Copy the listing from the line with "row-checkbox[interactable] (10, 704, 26, 720)" to the line with "toolbar-divider (139, 12, 140, 36)" exactly as it appears, both lines included.

──────── Supplied records

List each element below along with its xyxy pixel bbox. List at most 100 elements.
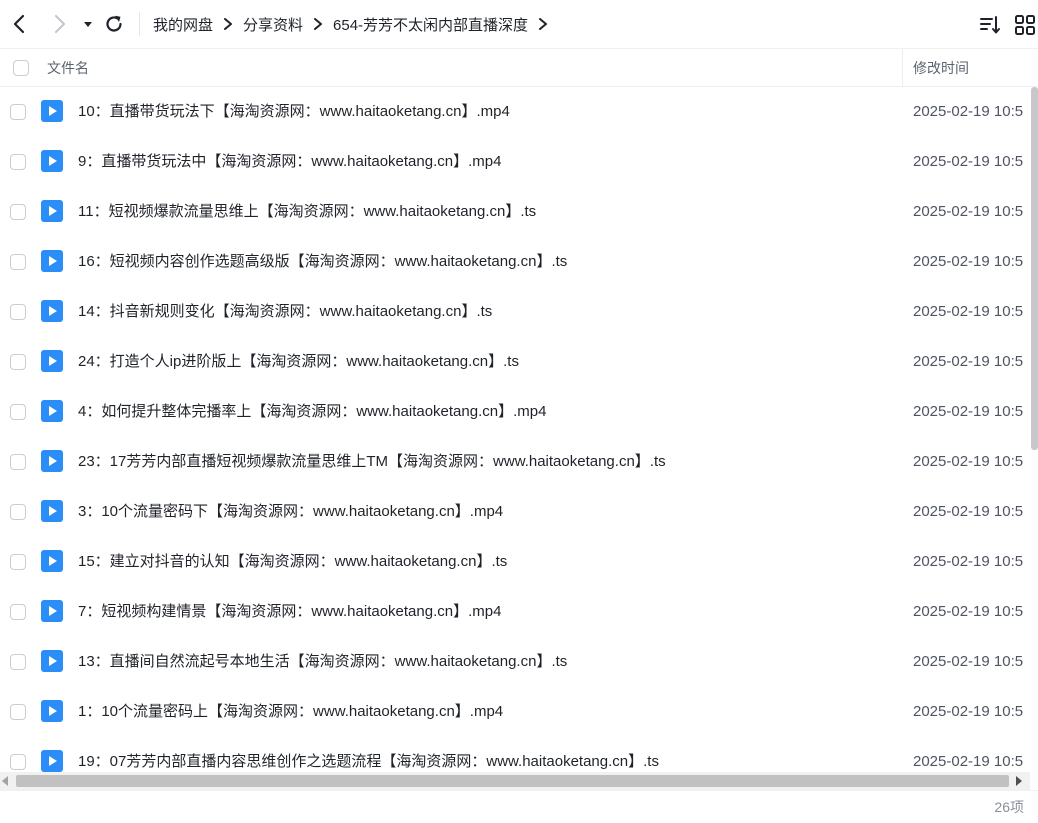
row-checkbox[interactable] (10, 704, 26, 720)
toolbar: 我的网盘 分享资料 654-芳芳不太闲内部直播深度 (0, 0, 1038, 48)
video-file-icon (41, 350, 63, 372)
file-manager-window: 我的网盘 分享资料 654-芳芳不太闲内部直播深度 文件名 修改时间 10：直播… (0, 0, 1038, 823)
row-checkbox[interactable] (10, 654, 26, 670)
row-checkbox[interactable] (10, 754, 26, 770)
file-list: 10：直播带货玩法下【海淘资源网：www.haitaoketang.cn】.mp… (0, 87, 1030, 772)
breadcrumb-chevron-icon[interactable] (538, 18, 548, 30)
row-checkbox[interactable] (10, 504, 26, 520)
horizontal-scrollbar-thumb[interactable] (16, 775, 1009, 787)
video-file-icon (41, 750, 63, 772)
back-button[interactable] (8, 12, 32, 36)
row-checkbox[interactable] (10, 204, 26, 220)
refresh-icon (106, 15, 122, 32)
row-checkbox[interactable] (10, 154, 26, 170)
toolbar-divider (139, 12, 140, 36)
column-header-modified-time[interactable]: 修改时间 (913, 49, 969, 87)
breadcrumb-item-shared[interactable]: 分享资料 (243, 14, 303, 35)
file-row[interactable]: 4：如何提升整体完播率上【海淘资源网：www.haitaoketang.cn】.… (0, 387, 1030, 437)
grid-view-button[interactable] (1014, 14, 1036, 36)
file-name[interactable]: 23：17芳芳内部直播短视频爆款流量思维上TM【海淘资源网：www.haitao… (78, 437, 666, 487)
file-name[interactable]: 7：短视频构建情景【海淘资源网：www.haitaoketang.cn】.mp4 (78, 587, 501, 637)
file-row[interactable]: 1：10个流量密码上【海淘资源网：www.haitaoketang.cn】.mp… (0, 687, 1030, 737)
row-checkbox[interactable] (10, 404, 26, 420)
row-checkbox[interactable] (10, 454, 26, 470)
video-file-icon (41, 200, 63, 222)
breadcrumb-item-current[interactable]: 654-芳芳不太闲内部直播深度 (333, 14, 528, 35)
video-file-icon (41, 500, 63, 522)
video-file-icon (41, 650, 63, 672)
file-modified-time: 2025-02-19 10:5 (913, 703, 1024, 720)
row-checkbox[interactable] (10, 254, 26, 270)
file-modified-time: 2025-02-19 10:5 (913, 253, 1024, 270)
row-checkbox[interactable] (10, 104, 26, 120)
file-name[interactable]: 19：07芳芳内部直播内容思维创作之选题流程【海淘资源网：www.haitaok… (78, 737, 659, 772)
file-row[interactable]: 11：短视频爆款流量思维上【海淘资源网：www.haitaoketang.cn】… (0, 187, 1030, 237)
file-modified-time: 2025-02-19 10:5 (913, 153, 1024, 170)
file-name[interactable]: 1：10个流量密码上【海淘资源网：www.haitaoketang.cn】.mp… (78, 687, 503, 737)
file-row[interactable]: 24：打造个人ip进阶版上【海淘资源网：www.haitaoketang.cn】… (0, 337, 1030, 387)
video-file-icon (41, 400, 63, 422)
file-row[interactable]: 9：直播带货玩法中【海淘资源网：www.haitaoketang.cn】.mp4… (0, 137, 1030, 187)
file-name[interactable]: 4：如何提升整体完播率上【海淘资源网：www.haitaoketang.cn】.… (78, 387, 546, 437)
file-name[interactable]: 15：建立对抖音的认知【海淘资源网：www.haitaoketang.cn】.t… (78, 537, 507, 587)
sort-button[interactable] (979, 14, 1001, 36)
chevron-right-icon (54, 14, 66, 34)
file-row[interactable]: 19：07芳芳内部直播内容思维创作之选题流程【海淘资源网：www.haitaok… (0, 737, 1030, 772)
file-name[interactable]: 10：直播带货玩法下【海淘资源网：www.haitaoketang.cn】.mp… (78, 87, 510, 137)
forward-button[interactable] (47, 12, 71, 36)
caret-down-icon (84, 22, 92, 27)
scroll-right-arrow-icon[interactable] (1016, 776, 1022, 786)
breadcrumb-chevron-icon (313, 18, 323, 30)
file-row[interactable]: 16：短视频内容创作选题高级版【海淘资源网：www.haitaoketang.c… (0, 237, 1030, 287)
column-divider[interactable] (902, 49, 903, 87)
video-file-icon (41, 250, 63, 272)
file-name[interactable]: 11：短视频爆款流量思维上【海淘资源网：www.haitaoketang.cn】… (78, 187, 536, 237)
sort-icon (980, 16, 1000, 34)
file-modified-time: 2025-02-19 10:5 (913, 453, 1024, 470)
video-file-icon (41, 150, 63, 172)
file-row[interactable]: 3：10个流量密码下【海淘资源网：www.haitaoketang.cn】.mp… (0, 487, 1030, 537)
file-name[interactable]: 9：直播带货玩法中【海淘资源网：www.haitaoketang.cn】.mp4 (78, 137, 501, 187)
horizontal-scrollbar[interactable] (0, 772, 1030, 790)
file-row[interactable]: 14：抖音新规则变化【海淘资源网：www.haitaoketang.cn】.ts… (0, 287, 1030, 337)
video-file-icon (41, 700, 63, 722)
row-checkbox[interactable] (10, 304, 26, 320)
file-row[interactable]: 23：17芳芳内部直播短视频爆款流量思维上TM【海淘资源网：www.haitao… (0, 437, 1030, 487)
file-modified-time: 2025-02-19 10:5 (913, 353, 1024, 370)
file-modified-time: 2025-02-19 10:5 (913, 103, 1024, 120)
file-row[interactable]: 7：短视频构建情景【海淘资源网：www.haitaoketang.cn】.mp4… (0, 587, 1030, 637)
history-dropdown-button[interactable] (76, 12, 100, 36)
file-modified-time: 2025-02-19 10:5 (913, 203, 1024, 220)
video-file-icon (41, 100, 63, 122)
file-row[interactable]: 13：直播间自然流起号本地生活【海淘资源网：www.haitaoketang.c… (0, 637, 1030, 687)
file-modified-time: 2025-02-19 10:5 (913, 503, 1024, 520)
row-checkbox[interactable] (10, 554, 26, 570)
file-modified-time: 2025-02-19 10:5 (913, 403, 1024, 420)
file-row[interactable]: 10：直播带货玩法下【海淘资源网：www.haitaoketang.cn】.mp… (0, 87, 1030, 137)
file-modified-time: 2025-02-19 10:5 (913, 303, 1024, 320)
file-modified-time: 2025-02-19 10:5 (913, 753, 1024, 770)
chevron-left-icon (13, 14, 25, 34)
status-bar: 26项 (0, 790, 1038, 823)
file-name[interactable]: 13：直播间自然流起号本地生活【海淘资源网：www.haitaoketang.c… (78, 637, 567, 687)
vertical-scrollbar[interactable] (1031, 87, 1038, 450)
select-all-checkbox[interactable] (13, 60, 29, 76)
file-row[interactable]: 15：建立对抖音的认知【海淘资源网：www.haitaoketang.cn】.t… (0, 537, 1030, 587)
file-name[interactable]: 16：短视频内容创作选题高级版【海淘资源网：www.haitaoketang.c… (78, 237, 567, 287)
video-file-icon (41, 300, 63, 322)
file-name[interactable]: 24：打造个人ip进阶版上【海淘资源网：www.haitaoketang.cn】… (78, 337, 519, 387)
video-file-icon (41, 450, 63, 472)
video-file-icon (41, 550, 63, 572)
file-name[interactable]: 14：抖音新规则变化【海淘资源网：www.haitaoketang.cn】.ts (78, 287, 492, 337)
grid-view-icon (1015, 15, 1035, 35)
breadcrumb-item-root[interactable]: 我的网盘 (153, 14, 213, 35)
file-name[interactable]: 3：10个流量密码下【海淘资源网：www.haitaoketang.cn】.mp… (78, 487, 503, 537)
row-checkbox[interactable] (10, 604, 26, 620)
video-file-icon (41, 600, 63, 622)
row-checkbox[interactable] (10, 354, 26, 370)
breadcrumb: 我的网盘 分享资料 654-芳芳不太闲内部直播深度 (153, 0, 558, 48)
scroll-left-arrow-icon[interactable] (2, 776, 8, 786)
column-header-name[interactable]: 文件名 (47, 49, 89, 87)
refresh-button[interactable] (102, 12, 126, 36)
file-modified-time: 2025-02-19 10:5 (913, 553, 1024, 570)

────────────────

- _Result below_
row-checkbox[interactable] (10, 704, 26, 720)
toolbar: 我的网盘 分享资料 654-芳芳不太闲内部直播深度 (0, 0, 1038, 48)
video-file-icon (41, 350, 63, 372)
file-manager-window: 我的网盘 分享资料 654-芳芳不太闲内部直播深度 文件名 修改时间 10：直播… (0, 0, 1038, 823)
row-checkbox[interactable] (10, 654, 26, 670)
row-checkbox[interactable] (10, 754, 26, 770)
file-list: 10：直播带货玩法下【海淘资源网：www.haitaoketang.cn】.mp… (0, 87, 1030, 772)
breadcrumb-chevron-icon[interactable] (538, 18, 548, 30)
row-checkbox[interactable] (10, 504, 26, 520)
horizontal-scrollbar-thumb[interactable] (16, 775, 1009, 787)
video-file-icon (41, 750, 63, 772)
back-button[interactable] (8, 12, 32, 36)
row-checkbox[interactable] (10, 204, 26, 220)
refresh-icon (106, 15, 122, 32)
row-checkbox[interactable] (10, 154, 26, 170)
toolbar-divider (139, 12, 140, 36)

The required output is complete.